(Data entries for graphics)
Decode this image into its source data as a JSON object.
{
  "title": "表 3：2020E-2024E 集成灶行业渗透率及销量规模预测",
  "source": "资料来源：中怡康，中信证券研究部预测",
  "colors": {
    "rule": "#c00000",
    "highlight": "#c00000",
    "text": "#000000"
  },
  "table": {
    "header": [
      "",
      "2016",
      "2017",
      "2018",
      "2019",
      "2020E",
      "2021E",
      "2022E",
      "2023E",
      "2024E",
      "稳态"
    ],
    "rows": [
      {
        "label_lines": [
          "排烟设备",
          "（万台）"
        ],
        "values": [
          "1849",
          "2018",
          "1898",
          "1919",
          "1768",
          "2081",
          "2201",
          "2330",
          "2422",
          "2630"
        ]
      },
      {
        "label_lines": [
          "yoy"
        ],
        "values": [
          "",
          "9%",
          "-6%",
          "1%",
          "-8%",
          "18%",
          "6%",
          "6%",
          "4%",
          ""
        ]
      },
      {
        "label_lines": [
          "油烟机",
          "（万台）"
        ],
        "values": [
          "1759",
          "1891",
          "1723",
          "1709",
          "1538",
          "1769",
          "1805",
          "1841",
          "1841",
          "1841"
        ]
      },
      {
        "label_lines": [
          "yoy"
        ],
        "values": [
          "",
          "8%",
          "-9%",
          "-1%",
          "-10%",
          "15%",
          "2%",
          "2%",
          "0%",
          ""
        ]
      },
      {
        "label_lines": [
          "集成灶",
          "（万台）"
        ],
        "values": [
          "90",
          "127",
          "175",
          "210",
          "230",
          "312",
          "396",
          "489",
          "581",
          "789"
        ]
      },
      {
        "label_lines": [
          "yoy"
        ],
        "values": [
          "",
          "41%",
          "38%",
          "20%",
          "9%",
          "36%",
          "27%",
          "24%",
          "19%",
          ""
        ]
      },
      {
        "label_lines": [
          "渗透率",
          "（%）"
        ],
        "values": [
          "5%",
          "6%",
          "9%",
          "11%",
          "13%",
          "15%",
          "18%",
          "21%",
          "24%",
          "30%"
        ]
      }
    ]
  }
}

*TASK DIRECTIONS*
Write out the listing once more, matching it exactly.

*EXERCISE RESPONSE*
Decode this image into its source data as a JSON object.
{
  "title": "表 3：2020E-2024E 集成灶行业渗透率及销量规模预测",
  "source": "资料来源：中怡康，中信证券研究部预测",
  "colors": {
    "rule": "#c00000",
    "highlight": "#c00000",
    "text": "#000000"
  },
  "table": {
    "header": [
      "",
      "2016",
      "2017",
      "2018",
      "2019",
      "2020E",
      "2021E",
      "2022E",
      "2023E",
      "2024E",
      "稳态"
    ],
    "rows": [
      {
        "label_lines": [
          "排烟设备",
          "（万台）"
        ],
        "values": [
          "1849",
          "2018",
          "1898",
          "1919",
          "1768",
          "2081",
          "2201",
          "2330",
          "2422",
          "2630"
        ]
      },
      {
        "label_lines": [
          "yoy"
        ],
        "values": [
          "",
          "9%",
          "-6%",
          "1%",
          "-8%",
          "18%",
          "6%",
          "6%",
          "4%",
          ""
        ]
      },
      {
        "label_lines": [
          "油烟机",
          "（万台）"
        ],
        "values": [
          "1759",
          "1891",
          "1723",
          "1709",
          "1538",
          "1769",
          "1805",
          "1841",
          "1841",
          "1841"
        ]
      },
      {
        "label_lines": [
          "yoy"
        ],
        "values": [
          "",
          "8%",
          "-9%",
          "-1%",
          "-10%",
          "15%",
          "2%",
          "2%",
          "0%",
          ""
        ]
      },
      {
        "label_lines": [
          "集成灶",
          "（万台）"
        ],
        "values": [
          "90",
          "127",
          "175",
          "210",
          "230",
          "312",
          "396",
          "489",
          "581",
          "789"
        ]
      },
      {
        "label_lines": [
          "yoy"
        ],
        "values": [
          "",
          "41%",
          "38%",
          "20%",
          "9%",
          "36%",
          "27%",
          "24%",
          "19%",
          ""
        ]
      },
      {
        "label_lines": [
          "渗透率",
          "（%）"
        ],
        "values": [
          "5%",
          "6%",
          "9%",
          "11%",
          "13%",
          "15%",
          "18%",
          "21%",
          "24%",
          "30%"
        ]
      }
    ]
  }
}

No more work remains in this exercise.